● **WHAT IS REQUIRED**:
Without omitting anything, return the records precisely as given.

● **RECORD LIST**:
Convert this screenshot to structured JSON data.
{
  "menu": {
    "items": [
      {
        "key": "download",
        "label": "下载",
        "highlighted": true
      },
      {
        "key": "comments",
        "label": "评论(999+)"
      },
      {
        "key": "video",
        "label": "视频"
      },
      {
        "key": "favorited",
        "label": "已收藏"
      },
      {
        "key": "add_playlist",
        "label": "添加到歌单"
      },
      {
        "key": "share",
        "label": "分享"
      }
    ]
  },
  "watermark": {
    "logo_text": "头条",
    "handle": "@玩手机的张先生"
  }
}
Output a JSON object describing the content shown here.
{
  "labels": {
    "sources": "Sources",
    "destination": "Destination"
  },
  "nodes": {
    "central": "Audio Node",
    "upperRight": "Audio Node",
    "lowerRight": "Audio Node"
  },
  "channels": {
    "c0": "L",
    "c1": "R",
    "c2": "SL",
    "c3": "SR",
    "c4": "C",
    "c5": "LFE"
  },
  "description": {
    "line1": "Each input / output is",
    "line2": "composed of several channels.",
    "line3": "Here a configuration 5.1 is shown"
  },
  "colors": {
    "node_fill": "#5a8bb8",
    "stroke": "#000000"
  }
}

● **CORRECT RESPONSE**:
Convert this screenshot to structured JSON data.
{
  "menu": {
    "items": [
      {
        "key": "download",
        "label": "下载",
        "highlighted": true
      },
      {
        "key": "comments",
        "label": "评论(999+)"
      },
      {
        "key": "video",
        "label": "视频"
      },
      {
        "key": "favorited",
        "label": "已收藏"
      },
      {
        "key": "add_playlist",
        "label": "添加到歌单"
      },
      {
        "key": "share",
        "label": "分享"
      }
    ]
  },
  "watermark": {
    "logo_text": "头条",
    "handle": "@玩手机的张先生"
  }
}
Output a JSON object describing the content shown here.
{
  "labels": {
    "sources": "Sources",
    "destination": "Destination"
  },
  "nodes": {
    "central": "Audio Node",
    "upperRight": "Audio Node",
    "lowerRight": "Audio Node"
  },
  "channels": {
    "c0": "L",
    "c1": "R",
    "c2": "SL",
    "c3": "SR",
    "c4": "C",
    "c5": "LFE"
  },
  "description": {
    "line1": "Each input / output is",
    "line2": "composed of several channels.",
    "line3": "Here a configuration 5.1 is shown"
  },
  "colors": {
    "node_fill": "#5a8bb8",
    "stroke": "#000000"
  }
}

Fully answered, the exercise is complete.